GIVEN REQUEST: All lines in which the word "Round" occurs are to be extracted.

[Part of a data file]
==================================================
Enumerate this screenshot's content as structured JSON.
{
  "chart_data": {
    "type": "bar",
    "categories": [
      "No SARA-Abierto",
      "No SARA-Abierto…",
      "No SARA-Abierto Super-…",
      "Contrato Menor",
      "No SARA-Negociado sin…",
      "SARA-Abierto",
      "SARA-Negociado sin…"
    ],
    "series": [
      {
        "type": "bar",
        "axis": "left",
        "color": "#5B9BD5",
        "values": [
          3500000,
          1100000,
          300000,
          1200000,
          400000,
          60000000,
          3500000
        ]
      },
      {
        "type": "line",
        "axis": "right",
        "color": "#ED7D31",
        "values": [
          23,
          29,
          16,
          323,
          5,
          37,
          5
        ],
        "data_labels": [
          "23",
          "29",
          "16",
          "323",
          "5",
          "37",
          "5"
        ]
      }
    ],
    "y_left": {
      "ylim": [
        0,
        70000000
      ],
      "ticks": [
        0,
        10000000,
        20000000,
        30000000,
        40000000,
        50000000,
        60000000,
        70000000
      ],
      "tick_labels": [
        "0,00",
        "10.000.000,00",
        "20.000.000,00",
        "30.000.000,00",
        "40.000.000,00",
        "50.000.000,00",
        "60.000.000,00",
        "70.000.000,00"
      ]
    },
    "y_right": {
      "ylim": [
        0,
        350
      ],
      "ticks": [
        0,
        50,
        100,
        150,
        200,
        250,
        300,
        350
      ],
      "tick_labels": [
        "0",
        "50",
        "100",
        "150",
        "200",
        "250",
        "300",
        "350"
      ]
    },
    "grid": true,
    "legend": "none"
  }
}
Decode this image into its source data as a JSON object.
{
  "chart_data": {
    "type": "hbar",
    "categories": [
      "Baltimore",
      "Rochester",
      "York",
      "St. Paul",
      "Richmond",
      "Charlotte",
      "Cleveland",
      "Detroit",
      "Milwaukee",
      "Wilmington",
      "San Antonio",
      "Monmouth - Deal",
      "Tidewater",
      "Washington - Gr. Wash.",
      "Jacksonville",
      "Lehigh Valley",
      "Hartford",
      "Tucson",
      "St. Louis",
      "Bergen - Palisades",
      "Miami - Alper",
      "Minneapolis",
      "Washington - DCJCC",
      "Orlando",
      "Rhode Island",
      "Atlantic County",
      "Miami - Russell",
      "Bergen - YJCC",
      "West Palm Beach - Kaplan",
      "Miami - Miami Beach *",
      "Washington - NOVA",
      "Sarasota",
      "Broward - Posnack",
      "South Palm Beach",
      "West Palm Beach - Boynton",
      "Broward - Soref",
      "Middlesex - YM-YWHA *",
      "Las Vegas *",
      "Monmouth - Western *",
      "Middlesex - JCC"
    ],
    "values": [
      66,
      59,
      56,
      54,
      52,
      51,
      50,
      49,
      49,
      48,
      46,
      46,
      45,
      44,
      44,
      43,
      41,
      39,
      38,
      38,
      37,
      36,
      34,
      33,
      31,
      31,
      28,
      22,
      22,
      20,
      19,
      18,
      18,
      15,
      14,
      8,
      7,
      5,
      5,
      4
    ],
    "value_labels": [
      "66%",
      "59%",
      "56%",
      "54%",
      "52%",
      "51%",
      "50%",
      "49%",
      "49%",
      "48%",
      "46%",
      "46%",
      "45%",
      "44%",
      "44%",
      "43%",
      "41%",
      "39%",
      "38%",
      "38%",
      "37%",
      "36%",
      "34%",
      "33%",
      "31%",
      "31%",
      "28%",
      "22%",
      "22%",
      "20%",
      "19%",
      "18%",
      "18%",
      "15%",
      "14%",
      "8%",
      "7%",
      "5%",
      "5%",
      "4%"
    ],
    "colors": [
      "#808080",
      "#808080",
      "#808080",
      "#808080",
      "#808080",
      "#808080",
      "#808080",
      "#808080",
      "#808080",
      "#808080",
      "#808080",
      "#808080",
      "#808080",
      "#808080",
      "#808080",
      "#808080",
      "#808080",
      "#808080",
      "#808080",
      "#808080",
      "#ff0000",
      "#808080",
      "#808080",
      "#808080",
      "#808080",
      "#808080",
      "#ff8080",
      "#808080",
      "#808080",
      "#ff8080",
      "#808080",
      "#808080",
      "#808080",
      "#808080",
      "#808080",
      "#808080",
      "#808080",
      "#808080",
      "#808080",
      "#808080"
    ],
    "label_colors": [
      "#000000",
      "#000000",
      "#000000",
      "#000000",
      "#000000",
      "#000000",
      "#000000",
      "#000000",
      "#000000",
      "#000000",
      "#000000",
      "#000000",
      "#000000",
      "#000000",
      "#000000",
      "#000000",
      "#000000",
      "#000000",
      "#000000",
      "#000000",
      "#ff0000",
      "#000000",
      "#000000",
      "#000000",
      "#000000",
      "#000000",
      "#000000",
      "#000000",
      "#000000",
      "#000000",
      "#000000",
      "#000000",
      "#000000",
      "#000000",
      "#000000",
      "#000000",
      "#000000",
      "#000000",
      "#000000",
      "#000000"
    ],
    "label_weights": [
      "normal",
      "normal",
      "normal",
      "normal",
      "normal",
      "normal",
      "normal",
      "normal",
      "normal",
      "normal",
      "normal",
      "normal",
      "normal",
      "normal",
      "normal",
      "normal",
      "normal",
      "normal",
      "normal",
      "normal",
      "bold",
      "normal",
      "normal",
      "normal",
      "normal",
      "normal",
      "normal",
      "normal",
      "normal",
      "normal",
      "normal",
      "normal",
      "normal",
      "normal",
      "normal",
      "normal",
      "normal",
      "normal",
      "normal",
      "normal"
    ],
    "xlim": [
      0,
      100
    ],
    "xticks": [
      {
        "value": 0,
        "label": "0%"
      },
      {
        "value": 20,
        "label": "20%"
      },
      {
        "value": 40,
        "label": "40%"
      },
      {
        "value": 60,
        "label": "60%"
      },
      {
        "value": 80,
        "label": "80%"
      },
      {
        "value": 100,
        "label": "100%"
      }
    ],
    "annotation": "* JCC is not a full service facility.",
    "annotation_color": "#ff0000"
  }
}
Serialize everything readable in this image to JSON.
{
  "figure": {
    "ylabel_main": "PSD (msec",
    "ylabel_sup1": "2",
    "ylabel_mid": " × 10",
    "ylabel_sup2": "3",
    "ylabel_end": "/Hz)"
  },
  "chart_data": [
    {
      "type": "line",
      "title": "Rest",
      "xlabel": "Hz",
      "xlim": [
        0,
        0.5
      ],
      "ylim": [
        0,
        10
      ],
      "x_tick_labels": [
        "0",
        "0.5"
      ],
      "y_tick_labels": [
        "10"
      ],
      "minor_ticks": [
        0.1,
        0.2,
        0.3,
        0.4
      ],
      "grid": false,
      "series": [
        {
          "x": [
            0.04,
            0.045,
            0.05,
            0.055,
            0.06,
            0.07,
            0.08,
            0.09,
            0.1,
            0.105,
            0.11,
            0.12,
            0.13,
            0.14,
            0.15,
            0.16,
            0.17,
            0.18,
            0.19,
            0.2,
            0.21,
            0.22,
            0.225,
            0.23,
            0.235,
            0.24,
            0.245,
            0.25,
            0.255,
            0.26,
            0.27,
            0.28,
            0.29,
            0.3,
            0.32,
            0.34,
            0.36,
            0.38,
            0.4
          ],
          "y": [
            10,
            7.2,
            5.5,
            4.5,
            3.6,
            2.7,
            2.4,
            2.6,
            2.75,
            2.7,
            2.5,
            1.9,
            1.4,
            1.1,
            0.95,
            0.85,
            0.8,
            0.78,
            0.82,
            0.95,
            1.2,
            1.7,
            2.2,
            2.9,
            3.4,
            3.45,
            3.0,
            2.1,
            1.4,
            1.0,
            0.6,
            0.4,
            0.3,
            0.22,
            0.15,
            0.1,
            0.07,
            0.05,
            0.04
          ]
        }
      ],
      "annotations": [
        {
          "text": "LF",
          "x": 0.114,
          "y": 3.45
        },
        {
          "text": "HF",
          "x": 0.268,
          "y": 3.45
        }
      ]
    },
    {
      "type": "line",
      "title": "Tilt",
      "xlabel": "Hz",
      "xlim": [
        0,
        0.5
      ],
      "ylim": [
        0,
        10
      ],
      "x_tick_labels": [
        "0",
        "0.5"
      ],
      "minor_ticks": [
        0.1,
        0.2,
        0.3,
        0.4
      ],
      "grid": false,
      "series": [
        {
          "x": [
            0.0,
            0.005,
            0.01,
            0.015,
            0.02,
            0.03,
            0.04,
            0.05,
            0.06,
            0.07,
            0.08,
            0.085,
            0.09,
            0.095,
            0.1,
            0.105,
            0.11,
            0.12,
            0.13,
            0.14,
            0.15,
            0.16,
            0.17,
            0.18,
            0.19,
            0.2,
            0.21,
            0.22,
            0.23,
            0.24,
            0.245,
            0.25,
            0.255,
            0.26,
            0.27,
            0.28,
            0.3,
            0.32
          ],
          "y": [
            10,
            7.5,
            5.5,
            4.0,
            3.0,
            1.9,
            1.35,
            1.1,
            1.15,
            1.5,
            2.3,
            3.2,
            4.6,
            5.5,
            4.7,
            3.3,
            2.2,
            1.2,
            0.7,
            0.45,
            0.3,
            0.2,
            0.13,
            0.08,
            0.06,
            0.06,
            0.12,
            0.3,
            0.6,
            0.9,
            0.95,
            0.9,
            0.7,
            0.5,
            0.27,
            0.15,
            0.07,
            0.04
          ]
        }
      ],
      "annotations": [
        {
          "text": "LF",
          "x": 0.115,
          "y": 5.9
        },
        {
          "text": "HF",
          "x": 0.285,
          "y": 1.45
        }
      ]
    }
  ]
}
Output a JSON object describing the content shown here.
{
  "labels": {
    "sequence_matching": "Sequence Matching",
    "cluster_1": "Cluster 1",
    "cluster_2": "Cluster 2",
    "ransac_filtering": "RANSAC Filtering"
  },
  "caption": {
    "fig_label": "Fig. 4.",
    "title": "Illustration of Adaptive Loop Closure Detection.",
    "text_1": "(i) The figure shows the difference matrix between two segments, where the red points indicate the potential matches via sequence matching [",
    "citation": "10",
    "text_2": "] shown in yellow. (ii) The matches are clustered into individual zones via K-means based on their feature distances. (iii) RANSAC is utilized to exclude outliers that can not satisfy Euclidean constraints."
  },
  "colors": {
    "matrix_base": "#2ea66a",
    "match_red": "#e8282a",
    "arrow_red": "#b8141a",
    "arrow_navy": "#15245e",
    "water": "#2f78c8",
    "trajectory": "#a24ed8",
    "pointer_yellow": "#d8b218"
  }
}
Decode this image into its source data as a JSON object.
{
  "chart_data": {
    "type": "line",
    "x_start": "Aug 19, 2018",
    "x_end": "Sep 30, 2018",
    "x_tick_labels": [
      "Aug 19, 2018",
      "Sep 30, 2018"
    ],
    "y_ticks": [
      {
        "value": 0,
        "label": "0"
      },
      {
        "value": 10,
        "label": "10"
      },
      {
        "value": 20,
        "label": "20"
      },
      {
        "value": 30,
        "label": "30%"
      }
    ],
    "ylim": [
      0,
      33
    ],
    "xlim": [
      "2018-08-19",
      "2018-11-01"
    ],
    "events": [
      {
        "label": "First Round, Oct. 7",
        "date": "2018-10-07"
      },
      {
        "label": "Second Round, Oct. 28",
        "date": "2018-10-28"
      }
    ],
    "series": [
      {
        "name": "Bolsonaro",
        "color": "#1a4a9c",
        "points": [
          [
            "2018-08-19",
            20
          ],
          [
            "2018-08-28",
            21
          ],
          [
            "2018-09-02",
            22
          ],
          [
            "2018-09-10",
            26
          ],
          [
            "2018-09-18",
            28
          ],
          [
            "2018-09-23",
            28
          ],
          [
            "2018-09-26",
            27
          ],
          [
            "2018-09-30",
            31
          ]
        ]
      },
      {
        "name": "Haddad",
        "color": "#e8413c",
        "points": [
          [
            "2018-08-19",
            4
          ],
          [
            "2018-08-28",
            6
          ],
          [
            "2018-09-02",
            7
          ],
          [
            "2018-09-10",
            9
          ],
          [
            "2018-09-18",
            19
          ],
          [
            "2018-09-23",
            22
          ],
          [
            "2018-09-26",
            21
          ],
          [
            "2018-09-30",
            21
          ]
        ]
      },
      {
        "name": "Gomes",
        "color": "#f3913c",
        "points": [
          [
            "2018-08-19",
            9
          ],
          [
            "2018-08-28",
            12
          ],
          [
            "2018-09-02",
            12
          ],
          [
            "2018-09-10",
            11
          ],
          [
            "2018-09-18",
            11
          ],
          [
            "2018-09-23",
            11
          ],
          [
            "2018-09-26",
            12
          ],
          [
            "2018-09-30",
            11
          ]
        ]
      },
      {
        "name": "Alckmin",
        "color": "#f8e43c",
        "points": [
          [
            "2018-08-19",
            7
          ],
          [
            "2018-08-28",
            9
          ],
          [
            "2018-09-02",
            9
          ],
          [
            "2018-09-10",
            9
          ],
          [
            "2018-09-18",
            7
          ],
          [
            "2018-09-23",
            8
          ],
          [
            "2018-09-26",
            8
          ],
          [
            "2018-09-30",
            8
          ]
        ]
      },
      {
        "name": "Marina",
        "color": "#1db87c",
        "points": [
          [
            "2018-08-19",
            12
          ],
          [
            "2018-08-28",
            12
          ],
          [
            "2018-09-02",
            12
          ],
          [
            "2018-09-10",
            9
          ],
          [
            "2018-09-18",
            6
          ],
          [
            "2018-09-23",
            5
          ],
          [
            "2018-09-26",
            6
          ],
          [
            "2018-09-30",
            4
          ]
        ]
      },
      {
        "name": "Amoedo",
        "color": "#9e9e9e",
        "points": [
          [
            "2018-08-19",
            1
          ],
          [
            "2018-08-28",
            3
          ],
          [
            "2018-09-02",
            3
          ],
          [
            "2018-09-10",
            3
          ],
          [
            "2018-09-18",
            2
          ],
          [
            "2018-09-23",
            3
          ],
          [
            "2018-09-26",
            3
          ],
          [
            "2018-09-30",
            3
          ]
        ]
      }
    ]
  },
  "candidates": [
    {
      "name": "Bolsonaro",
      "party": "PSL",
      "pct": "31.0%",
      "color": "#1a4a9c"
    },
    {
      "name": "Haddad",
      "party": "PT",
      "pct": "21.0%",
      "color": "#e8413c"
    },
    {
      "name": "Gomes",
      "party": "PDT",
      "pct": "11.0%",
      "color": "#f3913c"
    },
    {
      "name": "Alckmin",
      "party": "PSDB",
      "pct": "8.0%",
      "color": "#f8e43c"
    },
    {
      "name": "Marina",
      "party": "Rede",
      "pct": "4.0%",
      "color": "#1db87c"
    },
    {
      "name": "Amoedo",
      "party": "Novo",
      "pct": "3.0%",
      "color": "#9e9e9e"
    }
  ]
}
==================================================
RESULT FOR THIS EXERCISE:
        "label": "First Round, Oct. 7",
        "label": "Second Round, Oct. 28",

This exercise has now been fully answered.